- [PROBLEM STATEMENT]:
Copy out every line of the records where the string "this" occurs.

- [MATERIAL FOR THE TASK]:
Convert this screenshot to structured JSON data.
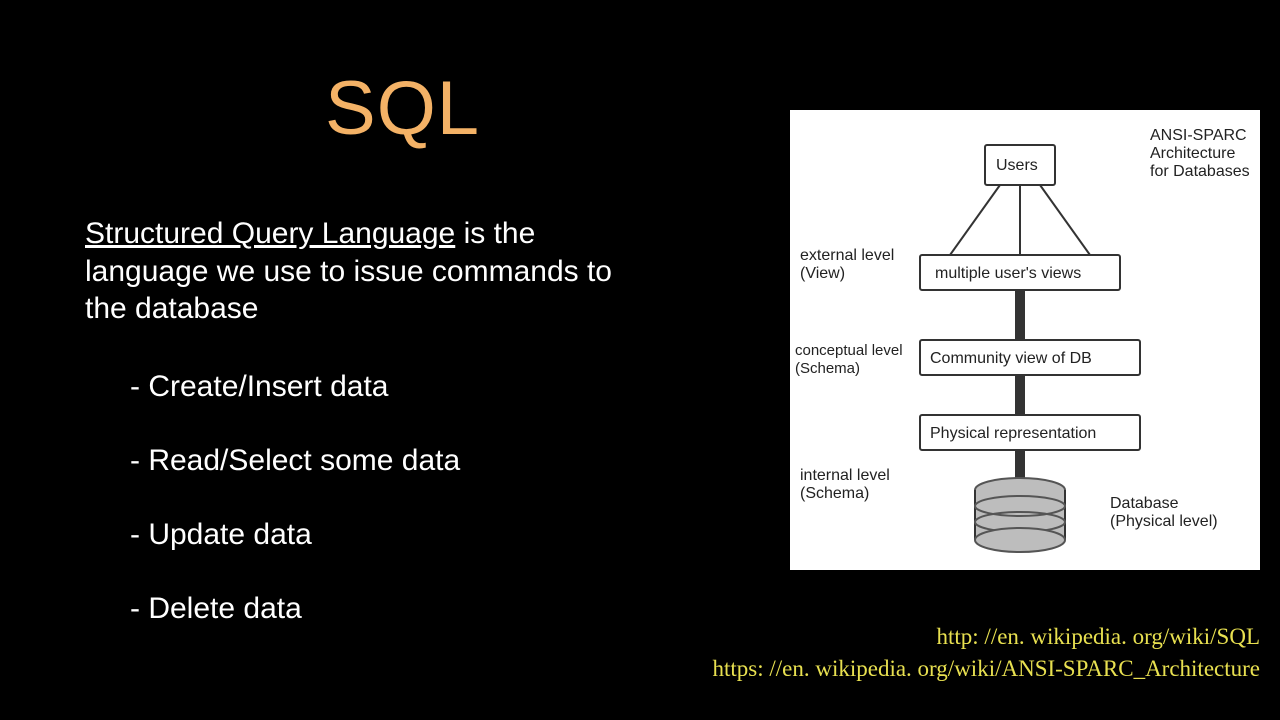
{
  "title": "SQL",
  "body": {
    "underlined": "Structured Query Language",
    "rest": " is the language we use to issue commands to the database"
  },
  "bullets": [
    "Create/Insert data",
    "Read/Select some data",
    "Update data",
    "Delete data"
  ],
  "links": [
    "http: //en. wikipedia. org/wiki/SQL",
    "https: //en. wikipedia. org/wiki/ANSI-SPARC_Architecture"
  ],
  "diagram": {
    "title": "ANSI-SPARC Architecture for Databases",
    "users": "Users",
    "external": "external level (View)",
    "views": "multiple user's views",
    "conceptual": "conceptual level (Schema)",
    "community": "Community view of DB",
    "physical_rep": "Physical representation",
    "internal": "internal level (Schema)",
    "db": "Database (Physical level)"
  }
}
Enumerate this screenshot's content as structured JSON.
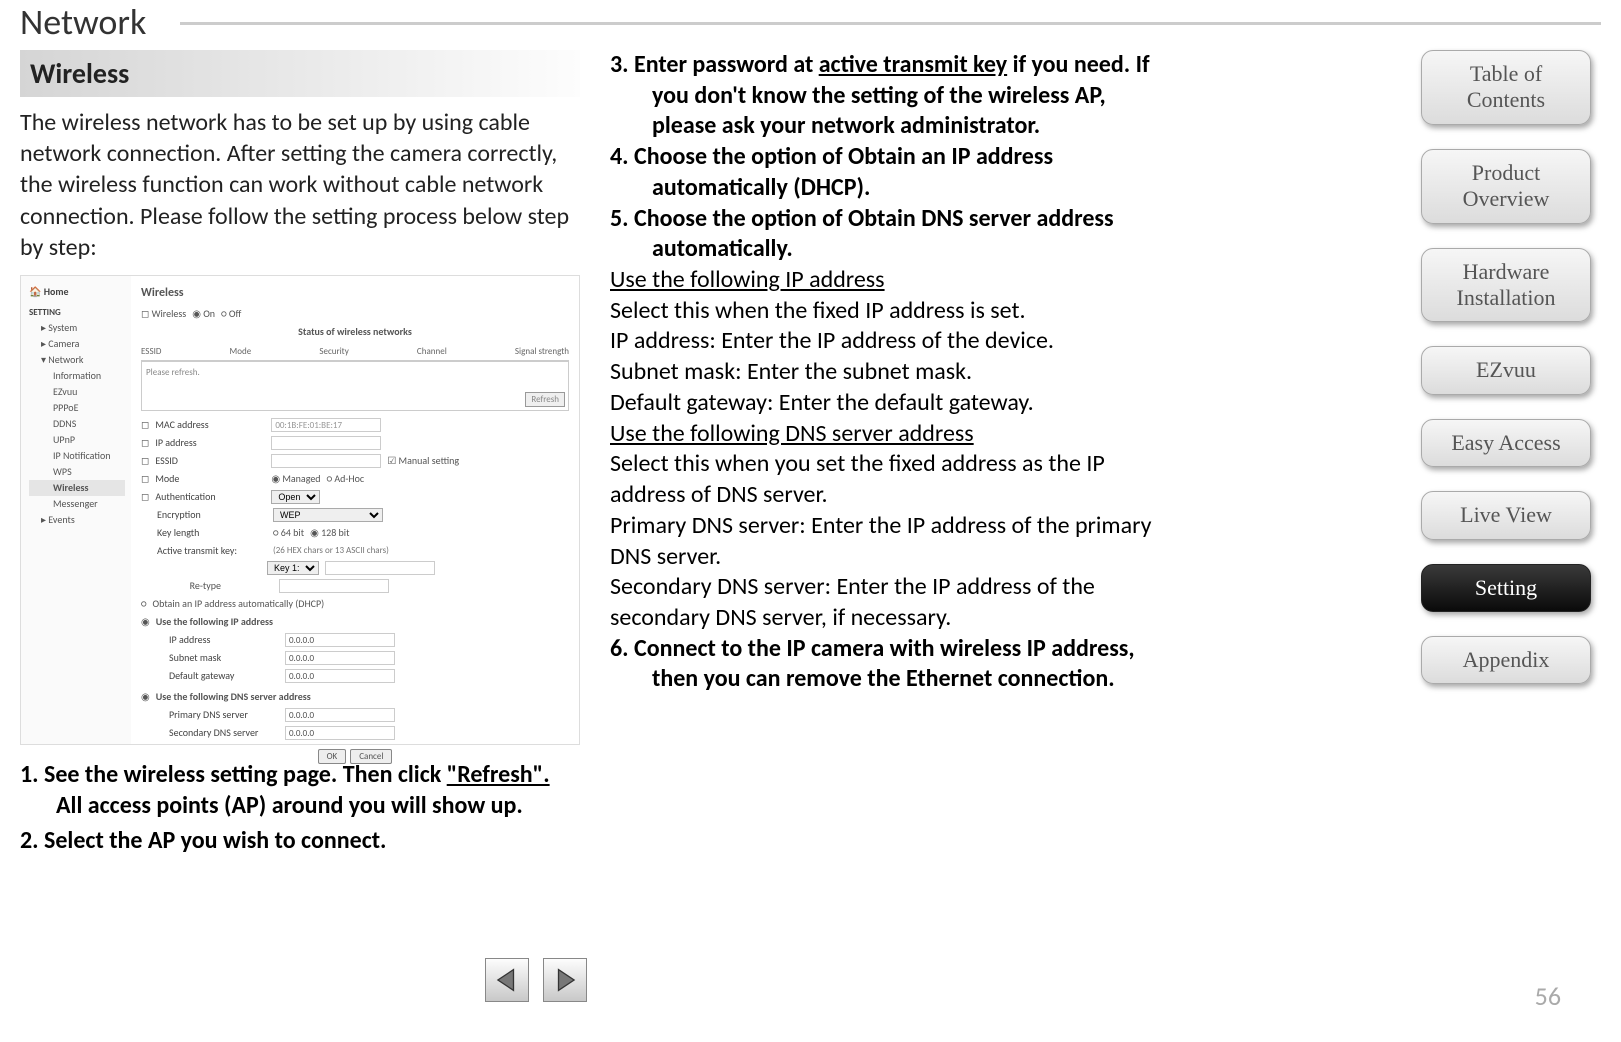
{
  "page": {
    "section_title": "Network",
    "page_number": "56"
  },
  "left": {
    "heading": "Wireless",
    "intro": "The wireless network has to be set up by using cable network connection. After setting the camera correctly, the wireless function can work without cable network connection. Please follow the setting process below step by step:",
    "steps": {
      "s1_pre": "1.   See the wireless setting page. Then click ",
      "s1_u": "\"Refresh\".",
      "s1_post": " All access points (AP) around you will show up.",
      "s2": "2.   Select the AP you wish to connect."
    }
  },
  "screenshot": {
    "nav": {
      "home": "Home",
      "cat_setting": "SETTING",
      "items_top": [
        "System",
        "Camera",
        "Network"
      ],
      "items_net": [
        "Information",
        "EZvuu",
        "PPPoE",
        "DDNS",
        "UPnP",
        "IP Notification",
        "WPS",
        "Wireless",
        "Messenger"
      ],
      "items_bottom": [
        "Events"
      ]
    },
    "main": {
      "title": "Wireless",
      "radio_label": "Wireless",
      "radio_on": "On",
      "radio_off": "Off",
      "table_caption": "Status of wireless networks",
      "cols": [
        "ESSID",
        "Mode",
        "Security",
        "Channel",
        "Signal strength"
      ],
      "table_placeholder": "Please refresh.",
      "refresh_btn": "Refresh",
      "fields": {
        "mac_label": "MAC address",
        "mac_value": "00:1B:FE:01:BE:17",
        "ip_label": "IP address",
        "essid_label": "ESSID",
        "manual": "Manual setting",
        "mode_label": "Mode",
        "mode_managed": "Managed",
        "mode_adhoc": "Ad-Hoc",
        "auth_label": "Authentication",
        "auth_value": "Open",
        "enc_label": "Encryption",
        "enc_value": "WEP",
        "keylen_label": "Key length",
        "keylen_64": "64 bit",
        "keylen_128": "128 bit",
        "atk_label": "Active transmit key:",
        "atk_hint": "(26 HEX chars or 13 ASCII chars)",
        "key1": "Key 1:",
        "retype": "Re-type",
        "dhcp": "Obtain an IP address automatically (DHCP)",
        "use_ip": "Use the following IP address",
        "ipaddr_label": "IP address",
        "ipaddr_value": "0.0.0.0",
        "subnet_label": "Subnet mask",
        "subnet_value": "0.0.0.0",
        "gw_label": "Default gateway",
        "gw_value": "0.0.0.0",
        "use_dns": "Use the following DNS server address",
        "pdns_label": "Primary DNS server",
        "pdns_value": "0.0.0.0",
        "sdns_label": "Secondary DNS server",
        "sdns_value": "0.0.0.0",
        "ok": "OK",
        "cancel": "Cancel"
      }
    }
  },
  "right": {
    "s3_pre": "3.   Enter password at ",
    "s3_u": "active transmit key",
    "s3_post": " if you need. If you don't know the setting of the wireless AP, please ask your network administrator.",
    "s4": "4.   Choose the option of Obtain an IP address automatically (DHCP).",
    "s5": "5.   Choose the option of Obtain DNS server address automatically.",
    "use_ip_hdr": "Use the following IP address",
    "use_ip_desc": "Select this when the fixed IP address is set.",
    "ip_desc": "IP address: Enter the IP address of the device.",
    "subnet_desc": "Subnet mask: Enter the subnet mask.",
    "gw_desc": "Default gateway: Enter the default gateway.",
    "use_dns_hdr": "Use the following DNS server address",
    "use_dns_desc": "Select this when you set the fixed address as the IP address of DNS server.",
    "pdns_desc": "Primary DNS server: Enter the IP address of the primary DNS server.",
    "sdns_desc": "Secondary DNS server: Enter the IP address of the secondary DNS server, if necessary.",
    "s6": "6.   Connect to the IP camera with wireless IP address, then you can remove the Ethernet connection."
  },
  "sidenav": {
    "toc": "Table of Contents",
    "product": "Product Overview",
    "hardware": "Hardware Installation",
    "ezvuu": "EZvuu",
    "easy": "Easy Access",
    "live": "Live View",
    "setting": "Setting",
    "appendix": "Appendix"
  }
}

- [THE REPLY]:
Convert this screenshot to structured JSON data.
Enumerate this screenshot's content as structured JSON.
    "use_ip_desc": "Select this when the fixed IP address is set.",
    "use_dns_desc": "Select this when you set the fixed address as the IP address of DNS server.",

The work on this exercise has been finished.